**AIM:** Each record below must be returned exactly as shown.

##### GIVEN RECORDS

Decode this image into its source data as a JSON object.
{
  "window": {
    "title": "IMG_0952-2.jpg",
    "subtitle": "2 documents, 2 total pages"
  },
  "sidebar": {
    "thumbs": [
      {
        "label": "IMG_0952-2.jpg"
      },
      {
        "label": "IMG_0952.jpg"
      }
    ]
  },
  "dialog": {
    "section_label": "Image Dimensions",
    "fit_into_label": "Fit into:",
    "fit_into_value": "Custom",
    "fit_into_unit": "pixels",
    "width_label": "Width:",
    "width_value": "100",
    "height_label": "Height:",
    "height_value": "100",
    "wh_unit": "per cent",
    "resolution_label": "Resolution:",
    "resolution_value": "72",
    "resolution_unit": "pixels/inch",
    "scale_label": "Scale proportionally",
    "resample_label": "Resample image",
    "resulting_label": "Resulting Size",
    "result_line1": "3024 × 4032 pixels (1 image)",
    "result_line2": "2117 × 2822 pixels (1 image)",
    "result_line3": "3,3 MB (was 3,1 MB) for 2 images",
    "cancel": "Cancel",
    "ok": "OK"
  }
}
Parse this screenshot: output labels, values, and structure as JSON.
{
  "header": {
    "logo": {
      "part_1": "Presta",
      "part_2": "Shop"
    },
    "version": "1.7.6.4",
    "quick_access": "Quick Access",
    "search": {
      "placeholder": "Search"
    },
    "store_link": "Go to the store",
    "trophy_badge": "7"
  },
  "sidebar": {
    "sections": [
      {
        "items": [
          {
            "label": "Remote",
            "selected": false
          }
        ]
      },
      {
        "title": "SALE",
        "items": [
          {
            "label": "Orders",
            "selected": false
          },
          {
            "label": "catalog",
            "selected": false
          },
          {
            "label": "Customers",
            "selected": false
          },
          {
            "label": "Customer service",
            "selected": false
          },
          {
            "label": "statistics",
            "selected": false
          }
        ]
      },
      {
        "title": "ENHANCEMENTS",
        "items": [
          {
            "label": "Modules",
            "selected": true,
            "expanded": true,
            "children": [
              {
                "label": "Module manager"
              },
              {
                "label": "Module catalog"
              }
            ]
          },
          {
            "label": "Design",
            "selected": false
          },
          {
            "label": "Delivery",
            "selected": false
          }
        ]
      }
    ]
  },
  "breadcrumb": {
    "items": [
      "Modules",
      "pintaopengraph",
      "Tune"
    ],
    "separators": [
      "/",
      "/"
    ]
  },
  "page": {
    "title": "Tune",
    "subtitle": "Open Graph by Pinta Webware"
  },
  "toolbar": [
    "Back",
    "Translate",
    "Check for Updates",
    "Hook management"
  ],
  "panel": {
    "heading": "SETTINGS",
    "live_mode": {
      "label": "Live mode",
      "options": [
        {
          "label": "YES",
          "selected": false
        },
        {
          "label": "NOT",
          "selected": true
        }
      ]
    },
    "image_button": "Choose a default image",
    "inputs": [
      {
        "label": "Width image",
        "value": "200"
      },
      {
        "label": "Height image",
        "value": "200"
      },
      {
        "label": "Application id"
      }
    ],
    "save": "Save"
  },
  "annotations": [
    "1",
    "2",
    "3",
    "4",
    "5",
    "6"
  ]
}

##########

**CORRECT RESULT:**
Decode this image into its source data as a JSON object.
{
  "window": {
    "title": "IMG_0952-2.jpg",
    "subtitle": "2 documents, 2 total pages"
  },
  "sidebar": {
    "thumbs": [
      {
        "label": "IMG_0952-2.jpg"
      },
      {
        "label": "IMG_0952.jpg"
      }
    ]
  },
  "dialog": {
    "section_label": "Image Dimensions",
    "fit_into_label": "Fit into:",
    "fit_into_value": "Custom",
    "fit_into_unit": "pixels",
    "width_label": "Width:",
    "width_value": "100",
    "height_label": "Height:",
    "height_value": "100",
    "wh_unit": "per cent",
    "resolution_label": "Resolution:",
    "resolution_value": "72",
    "resolution_unit": "pixels/inch",
    "scale_label": "Scale proportionally",
    "resample_label": "Resample image",
    "resulting_label": "Resulting Size",
    "result_line1": "3024 × 4032 pixels (1 image)",
    "result_line2": "2117 × 2822 pixels (1 image)",
    "result_line3": "3,3 MB (was 3,1 MB) for 2 images",
    "cancel": "Cancel",
    "ok": "OK"
  }
}
Parse this screenshot: output labels, values, and structure as JSON.
{
  "header": {
    "logo": {
      "part_1": "Presta",
      "part_2": "Shop"
    },
    "version": "1.7.6.4",
    "quick_access": "Quick Access",
    "search": {
      "placeholder": "Search"
    },
    "store_link": "Go to the store",
    "trophy_badge": "7"
  },
  "sidebar": {
    "sections": [
      {
        "items": [
          {
            "label": "Remote",
            "selected": false
          }
        ]
      },
      {
        "title": "SALE",
        "items": [
          {
            "label": "Orders",
            "selected": false
          },
          {
            "label": "catalog",
            "selected": false
          },
          {
            "label": "Customers",
            "selected": false
          },
          {
            "label": "Customer service",
            "selected": false
          },
          {
            "label": "statistics",
            "selected": false
          }
        ]
      },
      {
        "title": "ENHANCEMENTS",
        "items": [
          {
            "label": "Modules",
            "selected": true,
            "expanded": true,
            "children": [
              {
                "label": "Module manager"
              },
              {
                "label": "Module catalog"
              }
            ]
          },
          {
            "label": "Design",
            "selected": false
          },
          {
            "label": "Delivery",
            "selected": false
          }
        ]
      }
    ]
  },
  "breadcrumb": {
    "items": [
      "Modules",
      "pintaopengraph",
      "Tune"
    ],
    "separators": [
      "/",
      "/"
    ]
  },
  "page": {
    "title": "Tune",
    "subtitle": "Open Graph by Pinta Webware"
  },
  "toolbar": [
    "Back",
    "Translate",
    "Check for Updates",
    "Hook management"
  ],
  "panel": {
    "heading": "SETTINGS",
    "live_mode": {
      "label": "Live mode",
      "options": [
        {
          "label": "YES",
          "selected": false
        },
        {
          "label": "NOT",
          "selected": true
        }
      ]
    },
    "image_button": "Choose a default image",
    "inputs": [
      {
        "label": "Width image",
        "value": "200"
      },
      {
        "label": "Height image",
        "value": "200"
      },
      {
        "label": "Application id"
      }
    ],
    "save": "Save"
  },
  "annotations": [
    "1",
    "2",
    "3",
    "4",
    "5",
    "6"
  ]
}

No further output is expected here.